#### Given instruction:
All lines featuring the string "name" are to be listed.

#### Information shown:

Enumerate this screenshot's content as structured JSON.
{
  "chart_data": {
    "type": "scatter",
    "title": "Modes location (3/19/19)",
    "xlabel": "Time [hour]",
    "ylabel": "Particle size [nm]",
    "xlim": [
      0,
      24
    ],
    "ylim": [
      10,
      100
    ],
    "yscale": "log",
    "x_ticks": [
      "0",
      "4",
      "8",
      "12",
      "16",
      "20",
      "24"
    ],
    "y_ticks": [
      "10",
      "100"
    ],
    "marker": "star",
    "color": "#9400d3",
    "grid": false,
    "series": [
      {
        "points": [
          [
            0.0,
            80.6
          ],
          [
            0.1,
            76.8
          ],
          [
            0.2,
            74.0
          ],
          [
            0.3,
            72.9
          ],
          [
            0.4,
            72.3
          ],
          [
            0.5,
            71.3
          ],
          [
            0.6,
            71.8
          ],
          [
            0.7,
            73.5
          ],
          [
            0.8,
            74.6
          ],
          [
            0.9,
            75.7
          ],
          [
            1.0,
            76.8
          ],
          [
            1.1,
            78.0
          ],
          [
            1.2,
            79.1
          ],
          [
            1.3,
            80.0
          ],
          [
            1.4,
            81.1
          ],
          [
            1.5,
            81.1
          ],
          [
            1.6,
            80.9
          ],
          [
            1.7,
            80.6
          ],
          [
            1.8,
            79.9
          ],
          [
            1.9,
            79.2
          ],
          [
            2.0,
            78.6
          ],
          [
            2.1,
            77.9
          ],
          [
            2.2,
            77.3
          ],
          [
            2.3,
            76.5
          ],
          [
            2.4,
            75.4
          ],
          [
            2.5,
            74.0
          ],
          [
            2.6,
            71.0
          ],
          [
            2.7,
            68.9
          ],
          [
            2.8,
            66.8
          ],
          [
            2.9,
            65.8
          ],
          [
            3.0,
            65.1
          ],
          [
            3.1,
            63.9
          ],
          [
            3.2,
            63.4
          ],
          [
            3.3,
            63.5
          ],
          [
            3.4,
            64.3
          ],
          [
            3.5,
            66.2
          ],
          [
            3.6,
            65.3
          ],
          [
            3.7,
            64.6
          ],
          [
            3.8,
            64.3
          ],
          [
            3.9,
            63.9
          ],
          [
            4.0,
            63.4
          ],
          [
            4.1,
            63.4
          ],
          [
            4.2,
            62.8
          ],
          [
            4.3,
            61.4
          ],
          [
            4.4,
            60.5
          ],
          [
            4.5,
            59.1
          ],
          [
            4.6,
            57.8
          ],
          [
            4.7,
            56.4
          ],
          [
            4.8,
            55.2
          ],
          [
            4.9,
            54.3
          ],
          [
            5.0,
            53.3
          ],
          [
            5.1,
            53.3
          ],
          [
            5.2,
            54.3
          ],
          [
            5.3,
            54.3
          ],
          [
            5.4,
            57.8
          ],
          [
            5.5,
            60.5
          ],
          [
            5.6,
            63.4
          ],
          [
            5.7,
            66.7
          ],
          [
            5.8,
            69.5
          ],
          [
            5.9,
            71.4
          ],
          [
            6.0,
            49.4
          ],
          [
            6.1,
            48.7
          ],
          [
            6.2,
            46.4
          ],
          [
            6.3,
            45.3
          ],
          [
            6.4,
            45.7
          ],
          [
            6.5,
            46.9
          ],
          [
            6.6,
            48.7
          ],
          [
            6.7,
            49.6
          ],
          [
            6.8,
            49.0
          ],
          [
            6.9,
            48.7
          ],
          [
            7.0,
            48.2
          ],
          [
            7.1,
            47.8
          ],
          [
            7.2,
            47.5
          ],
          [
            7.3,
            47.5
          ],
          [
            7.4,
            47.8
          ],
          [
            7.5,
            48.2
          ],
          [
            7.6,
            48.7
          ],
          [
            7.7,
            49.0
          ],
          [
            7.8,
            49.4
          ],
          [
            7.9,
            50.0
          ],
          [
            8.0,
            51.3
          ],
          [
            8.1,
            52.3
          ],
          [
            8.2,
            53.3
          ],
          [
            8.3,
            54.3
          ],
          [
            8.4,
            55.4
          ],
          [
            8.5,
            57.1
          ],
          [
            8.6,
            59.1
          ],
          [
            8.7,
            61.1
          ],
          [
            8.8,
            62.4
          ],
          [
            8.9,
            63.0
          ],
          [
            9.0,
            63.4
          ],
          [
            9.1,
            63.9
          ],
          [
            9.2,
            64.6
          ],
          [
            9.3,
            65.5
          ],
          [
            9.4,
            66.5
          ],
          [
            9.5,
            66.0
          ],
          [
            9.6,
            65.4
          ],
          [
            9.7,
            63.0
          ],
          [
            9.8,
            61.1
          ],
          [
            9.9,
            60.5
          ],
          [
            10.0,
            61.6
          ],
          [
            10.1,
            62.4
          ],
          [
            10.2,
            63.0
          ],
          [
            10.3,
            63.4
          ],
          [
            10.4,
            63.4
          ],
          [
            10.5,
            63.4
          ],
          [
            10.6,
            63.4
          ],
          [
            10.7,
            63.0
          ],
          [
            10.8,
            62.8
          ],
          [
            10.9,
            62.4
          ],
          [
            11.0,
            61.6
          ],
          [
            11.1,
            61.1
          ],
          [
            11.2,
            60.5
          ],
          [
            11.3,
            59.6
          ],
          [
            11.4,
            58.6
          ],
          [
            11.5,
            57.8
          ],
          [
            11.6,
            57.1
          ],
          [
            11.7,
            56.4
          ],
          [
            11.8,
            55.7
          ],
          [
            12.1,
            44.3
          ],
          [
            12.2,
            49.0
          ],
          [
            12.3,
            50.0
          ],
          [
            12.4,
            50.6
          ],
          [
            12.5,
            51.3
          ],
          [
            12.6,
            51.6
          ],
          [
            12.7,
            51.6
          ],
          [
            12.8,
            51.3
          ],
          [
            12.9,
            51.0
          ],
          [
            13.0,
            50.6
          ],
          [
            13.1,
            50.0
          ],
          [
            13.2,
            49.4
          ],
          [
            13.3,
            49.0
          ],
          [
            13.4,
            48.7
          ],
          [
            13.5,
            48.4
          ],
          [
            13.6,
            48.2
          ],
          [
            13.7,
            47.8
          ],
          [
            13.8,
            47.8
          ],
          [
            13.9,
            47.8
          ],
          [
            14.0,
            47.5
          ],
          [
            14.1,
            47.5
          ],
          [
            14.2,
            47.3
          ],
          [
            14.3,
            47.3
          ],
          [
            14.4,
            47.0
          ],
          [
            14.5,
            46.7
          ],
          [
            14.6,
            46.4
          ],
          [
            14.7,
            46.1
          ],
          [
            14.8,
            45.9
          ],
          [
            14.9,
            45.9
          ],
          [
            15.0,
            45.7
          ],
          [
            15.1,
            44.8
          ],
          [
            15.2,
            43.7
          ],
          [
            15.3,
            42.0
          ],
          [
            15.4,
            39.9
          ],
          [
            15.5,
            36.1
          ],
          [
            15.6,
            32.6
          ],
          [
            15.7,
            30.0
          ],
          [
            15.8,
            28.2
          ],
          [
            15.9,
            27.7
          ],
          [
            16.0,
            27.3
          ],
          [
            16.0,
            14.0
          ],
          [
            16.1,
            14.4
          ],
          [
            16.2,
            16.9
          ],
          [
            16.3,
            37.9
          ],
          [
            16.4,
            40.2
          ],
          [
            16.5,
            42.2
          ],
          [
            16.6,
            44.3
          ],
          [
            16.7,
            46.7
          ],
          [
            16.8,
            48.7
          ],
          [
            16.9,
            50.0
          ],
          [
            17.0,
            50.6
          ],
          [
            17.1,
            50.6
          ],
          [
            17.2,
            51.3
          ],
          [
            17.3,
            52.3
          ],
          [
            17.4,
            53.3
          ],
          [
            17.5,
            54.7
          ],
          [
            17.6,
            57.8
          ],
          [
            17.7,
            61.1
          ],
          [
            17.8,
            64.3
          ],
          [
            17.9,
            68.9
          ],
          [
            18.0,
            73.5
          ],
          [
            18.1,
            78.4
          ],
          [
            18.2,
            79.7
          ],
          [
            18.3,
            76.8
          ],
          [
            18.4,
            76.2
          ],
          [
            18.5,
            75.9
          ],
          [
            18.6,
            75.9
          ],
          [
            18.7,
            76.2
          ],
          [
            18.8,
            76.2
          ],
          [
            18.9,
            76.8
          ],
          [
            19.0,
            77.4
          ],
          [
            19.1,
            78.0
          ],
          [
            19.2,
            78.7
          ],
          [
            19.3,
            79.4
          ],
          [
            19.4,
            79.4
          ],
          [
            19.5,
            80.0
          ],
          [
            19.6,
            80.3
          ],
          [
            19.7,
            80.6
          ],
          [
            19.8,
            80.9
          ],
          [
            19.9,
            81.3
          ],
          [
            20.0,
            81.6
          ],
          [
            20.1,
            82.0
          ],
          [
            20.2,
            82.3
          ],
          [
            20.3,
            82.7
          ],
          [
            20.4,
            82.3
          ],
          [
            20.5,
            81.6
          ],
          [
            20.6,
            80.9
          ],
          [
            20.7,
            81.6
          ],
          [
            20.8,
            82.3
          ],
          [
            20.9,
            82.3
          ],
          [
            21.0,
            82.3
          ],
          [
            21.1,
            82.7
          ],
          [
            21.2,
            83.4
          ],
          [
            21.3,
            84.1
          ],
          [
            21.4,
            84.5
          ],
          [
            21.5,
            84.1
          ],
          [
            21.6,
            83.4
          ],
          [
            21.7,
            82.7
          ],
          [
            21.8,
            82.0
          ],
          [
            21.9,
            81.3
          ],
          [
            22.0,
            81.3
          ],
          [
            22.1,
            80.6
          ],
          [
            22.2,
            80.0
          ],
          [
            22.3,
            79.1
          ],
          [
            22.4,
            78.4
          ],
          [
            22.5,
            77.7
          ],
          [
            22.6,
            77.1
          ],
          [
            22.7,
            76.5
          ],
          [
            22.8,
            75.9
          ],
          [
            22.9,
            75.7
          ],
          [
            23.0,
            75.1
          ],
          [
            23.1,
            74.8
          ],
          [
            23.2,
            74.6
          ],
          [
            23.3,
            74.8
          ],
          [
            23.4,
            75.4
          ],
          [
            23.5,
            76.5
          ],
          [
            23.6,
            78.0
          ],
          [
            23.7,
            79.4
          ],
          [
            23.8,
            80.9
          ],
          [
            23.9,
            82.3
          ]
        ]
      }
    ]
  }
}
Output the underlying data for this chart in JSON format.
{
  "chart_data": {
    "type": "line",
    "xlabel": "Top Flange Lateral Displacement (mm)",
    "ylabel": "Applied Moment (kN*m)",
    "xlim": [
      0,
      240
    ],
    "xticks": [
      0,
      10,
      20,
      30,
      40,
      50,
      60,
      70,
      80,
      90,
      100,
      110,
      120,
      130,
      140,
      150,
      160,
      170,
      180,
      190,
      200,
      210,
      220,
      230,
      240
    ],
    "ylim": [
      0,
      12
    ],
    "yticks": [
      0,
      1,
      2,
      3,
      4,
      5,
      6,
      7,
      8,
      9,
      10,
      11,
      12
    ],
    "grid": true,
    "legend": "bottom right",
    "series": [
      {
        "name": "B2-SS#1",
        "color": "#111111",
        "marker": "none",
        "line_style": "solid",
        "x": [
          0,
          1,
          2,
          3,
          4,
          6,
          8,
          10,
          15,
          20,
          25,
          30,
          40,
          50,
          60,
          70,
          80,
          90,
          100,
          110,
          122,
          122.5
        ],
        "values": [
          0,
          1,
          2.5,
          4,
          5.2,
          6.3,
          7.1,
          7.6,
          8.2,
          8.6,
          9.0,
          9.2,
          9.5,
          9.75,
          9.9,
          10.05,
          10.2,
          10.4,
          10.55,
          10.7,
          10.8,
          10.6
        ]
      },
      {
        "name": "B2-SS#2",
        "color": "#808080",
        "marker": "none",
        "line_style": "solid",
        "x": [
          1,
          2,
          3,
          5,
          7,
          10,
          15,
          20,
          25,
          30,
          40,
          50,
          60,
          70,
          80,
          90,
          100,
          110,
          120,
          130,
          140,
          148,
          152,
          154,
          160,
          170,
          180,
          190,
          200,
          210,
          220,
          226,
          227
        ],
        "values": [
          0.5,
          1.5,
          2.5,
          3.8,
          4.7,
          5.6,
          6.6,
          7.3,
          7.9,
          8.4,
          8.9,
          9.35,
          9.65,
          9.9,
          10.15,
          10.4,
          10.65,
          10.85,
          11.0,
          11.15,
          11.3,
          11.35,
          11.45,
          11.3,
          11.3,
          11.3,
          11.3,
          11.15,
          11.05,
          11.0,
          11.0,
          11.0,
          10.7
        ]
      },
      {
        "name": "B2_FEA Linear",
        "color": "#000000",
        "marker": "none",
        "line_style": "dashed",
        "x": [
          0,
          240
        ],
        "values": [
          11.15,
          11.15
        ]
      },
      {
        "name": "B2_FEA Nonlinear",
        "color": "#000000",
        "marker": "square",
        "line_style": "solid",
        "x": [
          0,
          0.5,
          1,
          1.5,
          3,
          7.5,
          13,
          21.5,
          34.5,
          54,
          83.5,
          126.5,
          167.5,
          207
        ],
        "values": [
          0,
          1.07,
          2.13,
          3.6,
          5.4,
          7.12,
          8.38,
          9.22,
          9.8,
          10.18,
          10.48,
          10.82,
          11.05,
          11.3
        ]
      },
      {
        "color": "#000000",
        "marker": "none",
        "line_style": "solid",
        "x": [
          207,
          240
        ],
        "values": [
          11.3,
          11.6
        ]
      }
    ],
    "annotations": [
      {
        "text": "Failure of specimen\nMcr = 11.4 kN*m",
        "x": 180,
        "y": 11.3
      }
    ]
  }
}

#### Written answer:
        "name": "B2-SS#1",
        "name": "B2-SS#2",
        "name": "B2_FEA Linear",
        "name": "B2_FEA Nonlinear",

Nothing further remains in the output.